Skip the images. Copy the records exactly as written.

..........

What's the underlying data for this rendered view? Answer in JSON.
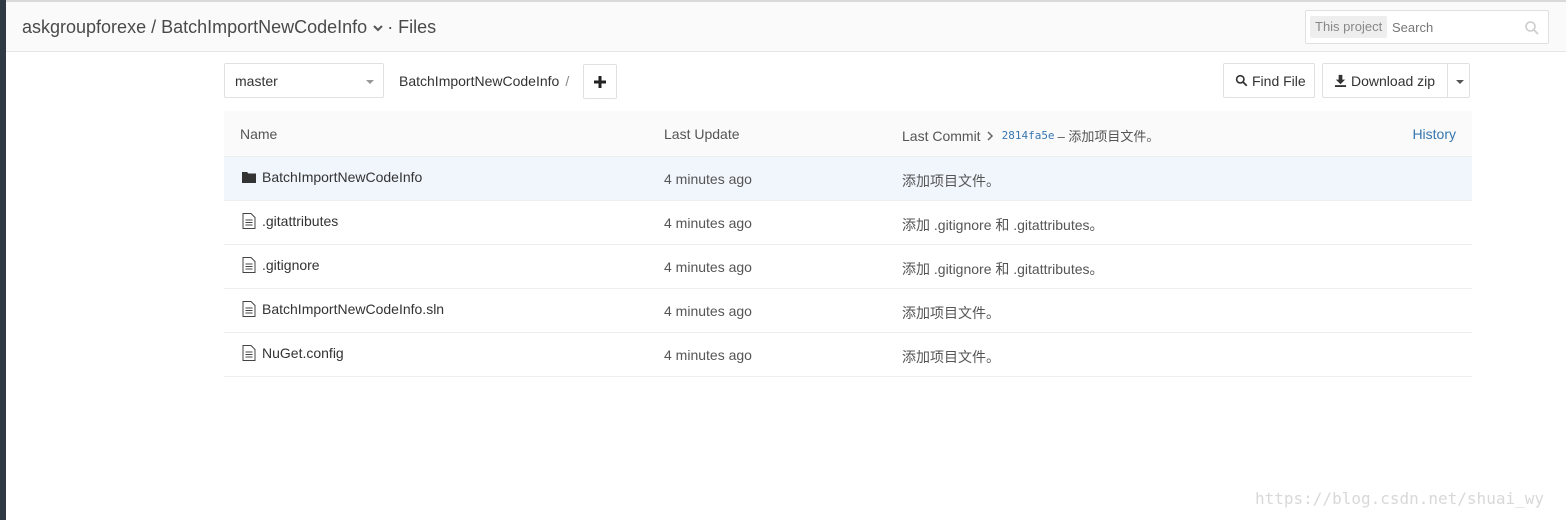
{
  "header": {
    "breadcrumb": "askgroupforexe / BatchImportNewCodeInfo",
    "section": "· Files",
    "search_scope": "This project",
    "search_placeholder": "Search"
  },
  "toolbar": {
    "branch": "master",
    "path": "BatchImportNewCodeInfo",
    "path_separator": "/",
    "find_file_label": "Find File",
    "download_label": "Download zip"
  },
  "table": {
    "columns": {
      "name": "Name",
      "last_update": "Last Update",
      "last_commit": "Last Commit",
      "commit_sha": "2814fa5e",
      "commit_msg": "– 添加项目文件。",
      "history": "History"
    },
    "rows": [
      {
        "icon": "folder-icon",
        "name": "BatchImportNewCodeInfo",
        "updated": "4 minutes ago",
        "commit": "添加项目文件。"
      },
      {
        "icon": "file-icon",
        "name": ".gitattributes",
        "updated": "4 minutes ago",
        "commit": "添加 .gitignore 和 .gitattributes。"
      },
      {
        "icon": "file-icon",
        "name": ".gitignore",
        "updated": "4 minutes ago",
        "commit": "添加 .gitignore 和 .gitattributes。"
      },
      {
        "icon": "file-icon",
        "name": "BatchImportNewCodeInfo.sln",
        "updated": "4 minutes ago",
        "commit": "添加项目文件。"
      },
      {
        "icon": "file-icon",
        "name": "NuGet.config",
        "updated": "4 minutes ago",
        "commit": "添加项目文件。"
      }
    ]
  },
  "watermark": "https://blog.csdn.net/shuai_wy",
  "colors": {
    "link": "#3777b0",
    "row_highlight": "#f1f6fd",
    "header_bg": "#fafafa"
  }
}
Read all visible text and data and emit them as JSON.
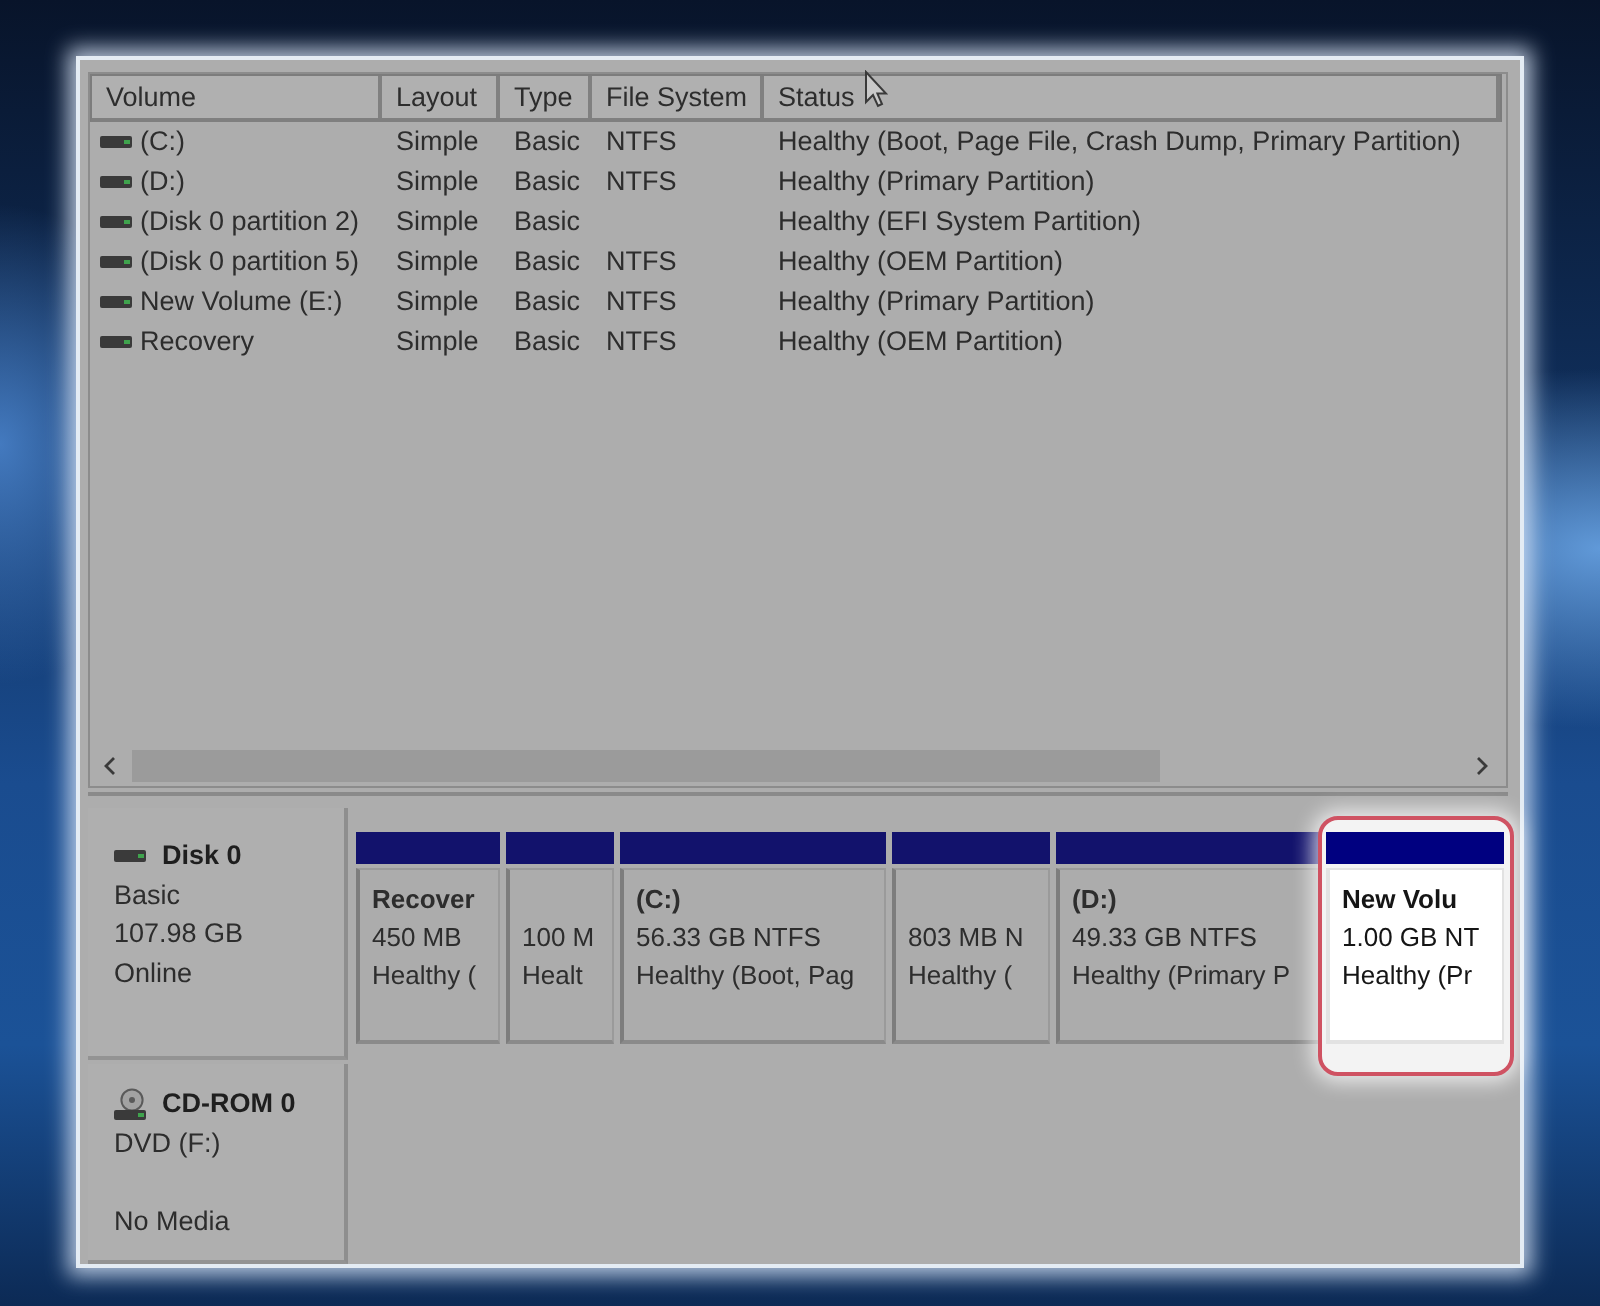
{
  "volume_list": {
    "columns": [
      "Volume",
      "Layout",
      "Type",
      "File System",
      "Status"
    ],
    "rows": [
      {
        "volume": "(C:)",
        "layout": "Simple",
        "type": "Basic",
        "file_system": "NTFS",
        "status": "Healthy (Boot, Page File, Crash Dump, Primary Partition)"
      },
      {
        "volume": "(D:)",
        "layout": "Simple",
        "type": "Basic",
        "file_system": "NTFS",
        "status": "Healthy (Primary Partition)"
      },
      {
        "volume": "(Disk 0 partition 2)",
        "layout": "Simple",
        "type": "Basic",
        "status": "Healthy (EFI System Partition)"
      },
      {
        "volume": "(Disk 0 partition 5)",
        "layout": "Simple",
        "type": "Basic",
        "file_system": "NTFS",
        "status": "Healthy (OEM Partition)"
      },
      {
        "volume": "New Volume (E:)",
        "layout": "Simple",
        "type": "Basic",
        "file_system": "NTFS",
        "status": "Healthy (Primary Partition)"
      },
      {
        "volume": "Recovery",
        "layout": "Simple",
        "type": "Basic",
        "file_system": "NTFS",
        "status": "Healthy (OEM Partition)"
      }
    ]
  },
  "disks": [
    {
      "kind": "disk",
      "name": "Disk 0",
      "type": "Basic",
      "size": "107.98 GB",
      "state": "Online",
      "partitions": [
        {
          "title": "Recover",
          "size": "450 MB",
          "status": "Healthy (",
          "highlighted": false
        },
        {
          "size": "100 M",
          "status": "Healt",
          "highlighted": false
        },
        {
          "title": "(C:)",
          "size": "56.33 GB NTFS",
          "status": "Healthy (Boot, Pag",
          "highlighted": false
        },
        {
          "size": "803 MB N",
          "status": "Healthy (",
          "highlighted": false
        },
        {
          "title": "(D:)",
          "size": "49.33 GB NTFS",
          "status": "Healthy (Primary P",
          "highlighted": false
        },
        {
          "title": "New Volu",
          "size": "1.00 GB NT",
          "status": "Healthy (Pr",
          "highlighted": true
        }
      ]
    },
    {
      "kind": "cdrom",
      "name": "CD-ROM 0",
      "type": "DVD (F:)",
      "state": "No Media"
    }
  ]
}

..........

> _RESULT FOR THIS TASK_:
What's the underlying data for this rendered view? Answer in JSON.
{
  "header": {
    "breadcrumb": "askgroupforexe / BatchImportNewCodeInfo",
    "section": "· Files",
    "search_scope": "This project",
    "search_placeholder": "Search"
  },
  "toolbar": {
    "branch": "master",
    "path": "BatchImportNewCodeInfo",
    "path_separator": "/",
    "find_file_label": "Find File",
    "download_label": "Download zip"
  },
  "table": {
    "columns": {
      "name": "Name",
      "last_update": "Last Update",
      "last_commit": "Last Commit",
      "commit_sha": "2814fa5e",
      "commit_msg": "– 添加项目文件。",
      "history": "History"
    },
    "rows": [
      {
        "icon": "folder-icon",
        "name": "BatchImportNewCodeInfo",
        "updated": "4 minutes ago",
        "commit": "添加项目文件。"
      },
      {
        "icon": "file-icon",
        "name": ".gitattributes",
        "updated": "4 minutes ago",
        "commit": "添加 .gitignore 和 .gitattributes。"
      },
      {
        "icon": "file-icon",
        "name": ".gitignore",
        "updated": "4 minutes ago",
        "commit": "添加 .gitignore 和 .gitattributes。"
      },
      {
        "icon": "file-icon",
        "name": "BatchImportNewCodeInfo.sln",
        "updated": "4 minutes ago",
        "commit": "添加项目文件。"
      },
      {
        "icon": "file-icon",
        "name": "NuGet.config",
        "updated": "4 minutes ago",
        "commit": "添加项目文件。"
      }
    ]
  },
  "watermark": "https://blog.csdn.net/shuai_wy",
  "colors": {
    "link": "#3777b0",
    "row_highlight": "#f1f6fd",
    "header_bg": "#fafafa"
  }
}
Read all visible text and data and emit them as JSON.
{
  "volume_list": {
    "columns": [
      "Volume",
      "Layout",
      "Type",
      "File System",
      "Status"
    ],
    "rows": [
      {
        "volume": "(C:)",
        "layout": "Simple",
        "type": "Basic",
        "file_system": "NTFS",
        "status": "Healthy (Boot, Page File, Crash Dump, Primary Partition)"
      },
      {
        "volume": "(D:)",
        "layout": "Simple",
        "type": "Basic",
        "file_system": "NTFS",
        "status": "Healthy (Primary Partition)"
      },
      {
        "volume": "(Disk 0 partition 2)",
        "layout": "Simple",
        "type": "Basic",
        "status": "Healthy (EFI System Partition)"
      },
      {
        "volume": "(Disk 0 partition 5)",
        "layout": "Simple",
        "type": "Basic",
        "file_system": "NTFS",
        "status": "Healthy (OEM Partition)"
      },
      {
        "volume": "New Volume (E:)",
        "layout": "Simple",
        "type": "Basic",
        "file_system": "NTFS",
        "status": "Healthy (Primary Partition)"
      },
      {
        "volume": "Recovery",
        "layout": "Simple",
        "type": "Basic",
        "file_system": "NTFS",
        "status": "Healthy (OEM Partition)"
      }
    ]
  },
  "disks": [
    {
      "kind": "disk",
      "name": "Disk 0",
      "type": "Basic",
      "size": "107.98 GB",
      "state": "Online",
      "partitions": [
        {
          "title": "Recover",
          "size": "450 MB",
          "status": "Healthy (",
          "highlighted": false
        },
        {
          "size": "100 M",
          "status": "Healt",
          "highlighted": false
        },
        {
          "title": "(C:)",
          "size": "56.33 GB NTFS",
          "status": "Healthy (Boot, Pag",
          "highlighted": false
        },
        {
          "size": "803 MB N",
          "status": "Healthy (",
          "highlighted": false
        },
        {
          "title": "(D:)",
          "size": "49.33 GB NTFS",
          "status": "Healthy (Primary P",
          "highlighted": false
        },
        {
          "title": "New Volu",
          "size": "1.00 GB NT",
          "status": "Healthy (Pr",
          "highlighted": true
        }
      ]
    },
    {
      "kind": "cdrom",
      "name": "CD-ROM 0",
      "type": "DVD (F:)",
      "state": "No Media"
    }
  ]
}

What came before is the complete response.